## GOAL
The entries below are to be written out again without alteration.

## RECORDS SUPPLIED
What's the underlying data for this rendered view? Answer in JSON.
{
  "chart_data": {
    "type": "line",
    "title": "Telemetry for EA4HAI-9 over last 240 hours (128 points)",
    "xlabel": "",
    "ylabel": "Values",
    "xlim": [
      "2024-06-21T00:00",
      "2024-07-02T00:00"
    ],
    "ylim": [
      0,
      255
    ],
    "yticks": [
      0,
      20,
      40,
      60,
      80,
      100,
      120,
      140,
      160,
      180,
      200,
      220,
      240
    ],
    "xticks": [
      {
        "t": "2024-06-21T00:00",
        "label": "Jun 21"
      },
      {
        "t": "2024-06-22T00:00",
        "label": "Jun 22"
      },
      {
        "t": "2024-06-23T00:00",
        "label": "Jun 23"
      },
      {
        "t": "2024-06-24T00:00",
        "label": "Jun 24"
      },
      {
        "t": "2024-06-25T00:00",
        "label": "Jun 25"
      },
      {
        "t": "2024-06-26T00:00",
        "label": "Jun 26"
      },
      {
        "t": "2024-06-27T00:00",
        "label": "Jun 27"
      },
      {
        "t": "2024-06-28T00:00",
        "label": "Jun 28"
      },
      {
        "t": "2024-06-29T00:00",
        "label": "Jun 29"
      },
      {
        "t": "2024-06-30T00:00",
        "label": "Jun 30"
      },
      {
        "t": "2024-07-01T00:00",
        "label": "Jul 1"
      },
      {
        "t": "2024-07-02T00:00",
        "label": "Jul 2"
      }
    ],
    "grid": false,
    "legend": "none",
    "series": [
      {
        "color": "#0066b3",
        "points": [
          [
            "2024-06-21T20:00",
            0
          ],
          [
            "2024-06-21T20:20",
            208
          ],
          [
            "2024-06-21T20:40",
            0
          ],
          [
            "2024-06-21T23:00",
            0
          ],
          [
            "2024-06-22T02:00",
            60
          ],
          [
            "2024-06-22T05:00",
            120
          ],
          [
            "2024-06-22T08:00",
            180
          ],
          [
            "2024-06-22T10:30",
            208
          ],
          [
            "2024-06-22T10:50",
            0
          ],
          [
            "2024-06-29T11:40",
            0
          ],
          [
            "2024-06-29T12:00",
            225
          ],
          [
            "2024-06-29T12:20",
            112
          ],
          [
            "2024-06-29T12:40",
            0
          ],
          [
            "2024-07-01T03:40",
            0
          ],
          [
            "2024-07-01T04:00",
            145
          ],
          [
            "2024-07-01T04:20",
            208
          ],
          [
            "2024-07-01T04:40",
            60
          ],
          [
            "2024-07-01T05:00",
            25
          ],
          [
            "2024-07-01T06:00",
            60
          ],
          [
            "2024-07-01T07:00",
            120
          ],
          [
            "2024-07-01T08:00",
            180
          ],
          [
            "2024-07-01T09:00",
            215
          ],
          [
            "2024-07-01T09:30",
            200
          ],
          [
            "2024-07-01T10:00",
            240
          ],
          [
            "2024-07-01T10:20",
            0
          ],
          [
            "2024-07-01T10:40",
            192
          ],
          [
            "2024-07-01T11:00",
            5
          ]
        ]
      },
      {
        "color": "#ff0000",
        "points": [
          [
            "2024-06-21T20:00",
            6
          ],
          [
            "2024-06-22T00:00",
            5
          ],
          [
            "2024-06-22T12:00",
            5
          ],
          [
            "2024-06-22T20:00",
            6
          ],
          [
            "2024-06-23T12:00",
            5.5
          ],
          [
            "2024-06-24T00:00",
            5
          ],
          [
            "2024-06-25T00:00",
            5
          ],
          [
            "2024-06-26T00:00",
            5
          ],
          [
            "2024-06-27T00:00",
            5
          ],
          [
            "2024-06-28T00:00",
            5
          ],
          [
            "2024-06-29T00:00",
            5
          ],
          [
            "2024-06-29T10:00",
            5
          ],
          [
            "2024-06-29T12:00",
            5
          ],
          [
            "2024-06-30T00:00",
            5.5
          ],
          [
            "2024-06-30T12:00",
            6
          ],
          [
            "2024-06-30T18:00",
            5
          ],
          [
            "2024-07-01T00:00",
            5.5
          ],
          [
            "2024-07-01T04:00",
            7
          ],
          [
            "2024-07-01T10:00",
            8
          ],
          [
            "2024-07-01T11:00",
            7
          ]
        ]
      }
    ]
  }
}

## ANSWER FOR THE TASK
What's the underlying data for this rendered view? Answer in JSON.
{
  "chart_data": {
    "type": "line",
    "title": "Telemetry for EA4HAI-9 over last 240 hours (128 points)",
    "xlabel": "",
    "ylabel": "Values",
    "xlim": [
      "2024-06-21T00:00",
      "2024-07-02T00:00"
    ],
    "ylim": [
      0,
      255
    ],
    "yticks": [
      0,
      20,
      40,
      60,
      80,
      100,
      120,
      140,
      160,
      180,
      200,
      220,
      240
    ],
    "xticks": [
      {
        "t": "2024-06-21T00:00",
        "label": "Jun 21"
      },
      {
        "t": "2024-06-22T00:00",
        "label": "Jun 22"
      },
      {
        "t": "2024-06-23T00:00",
        "label": "Jun 23"
      },
      {
        "t": "2024-06-24T00:00",
        "label": "Jun 24"
      },
      {
        "t": "2024-06-25T00:00",
        "label": "Jun 25"
      },
      {
        "t": "2024-06-26T00:00",
        "label": "Jun 26"
      },
      {
        "t": "2024-06-27T00:00",
        "label": "Jun 27"
      },
      {
        "t": "2024-06-28T00:00",
        "label": "Jun 28"
      },
      {
        "t": "2024-06-29T00:00",
        "label": "Jun 29"
      },
      {
        "t": "2024-06-30T00:00",
        "label": "Jun 30"
      },
      {
        "t": "2024-07-01T00:00",
        "label": "Jul 1"
      },
      {
        "t": "2024-07-02T00:00",
        "label": "Jul 2"
      }
    ],
    "grid": false,
    "legend": "none",
    "series": [
      {
        "color": "#0066b3",
        "points": [
          [
            "2024-06-21T20:00",
            0
          ],
          [
            "2024-06-21T20:20",
            208
          ],
          [
            "2024-06-21T20:40",
            0
          ],
          [
            "2024-06-21T23:00",
            0
          ],
          [
            "2024-06-22T02:00",
            60
          ],
          [
            "2024-06-22T05:00",
            120
          ],
          [
            "2024-06-22T08:00",
            180
          ],
          [
            "2024-06-22T10:30",
            208
          ],
          [
            "2024-06-22T10:50",
            0
          ],
          [
            "2024-06-29T11:40",
            0
          ],
          [
            "2024-06-29T12:00",
            225
          ],
          [
            "2024-06-29T12:20",
            112
          ],
          [
            "2024-06-29T12:40",
            0
          ],
          [
            "2024-07-01T03:40",
            0
          ],
          [
            "2024-07-01T04:00",
            145
          ],
          [
            "2024-07-01T04:20",
            208
          ],
          [
            "2024-07-01T04:40",
            60
          ],
          [
            "2024-07-01T05:00",
            25
          ],
          [
            "2024-07-01T06:00",
            60
          ],
          [
            "2024-07-01T07:00",
            120
          ],
          [
            "2024-07-01T08:00",
            180
          ],
          [
            "2024-07-01T09:00",
            215
          ],
          [
            "2024-07-01T09:30",
            200
          ],
          [
            "2024-07-01T10:00",
            240
          ],
          [
            "2024-07-01T10:20",
            0
          ],
          [
            "2024-07-01T10:40",
            192
          ],
          [
            "2024-07-01T11:00",
            5
          ]
        ]
      },
      {
        "color": "#ff0000",
        "points": [
          [
            "2024-06-21T20:00",
            6
          ],
          [
            "2024-06-22T00:00",
            5
          ],
          [
            "2024-06-22T12:00",
            5
          ],
          [
            "2024-06-22T20:00",
            6
          ],
          [
            "2024-06-23T12:00",
            5.5
          ],
          [
            "2024-06-24T00:00",
            5
          ],
          [
            "2024-06-25T00:00",
            5
          ],
          [
            "2024-06-26T00:00",
            5
          ],
          [
            "2024-06-27T00:00",
            5
          ],
          [
            "2024-06-28T00:00",
            5
          ],
          [
            "2024-06-29T00:00",
            5
          ],
          [
            "2024-06-29T10:00",
            5
          ],
          [
            "2024-06-29T12:00",
            5
          ],
          [
            "2024-06-30T00:00",
            5.5
          ],
          [
            "2024-06-30T12:00",
            6
          ],
          [
            "2024-06-30T18:00",
            5
          ],
          [
            "2024-07-01T00:00",
            5.5
          ],
          [
            "2024-07-01T04:00",
            7
          ],
          [
            "2024-07-01T10:00",
            8
          ],
          [
            "2024-07-01T11:00",
            7
          ]
        ]
      }
    ]
  }
}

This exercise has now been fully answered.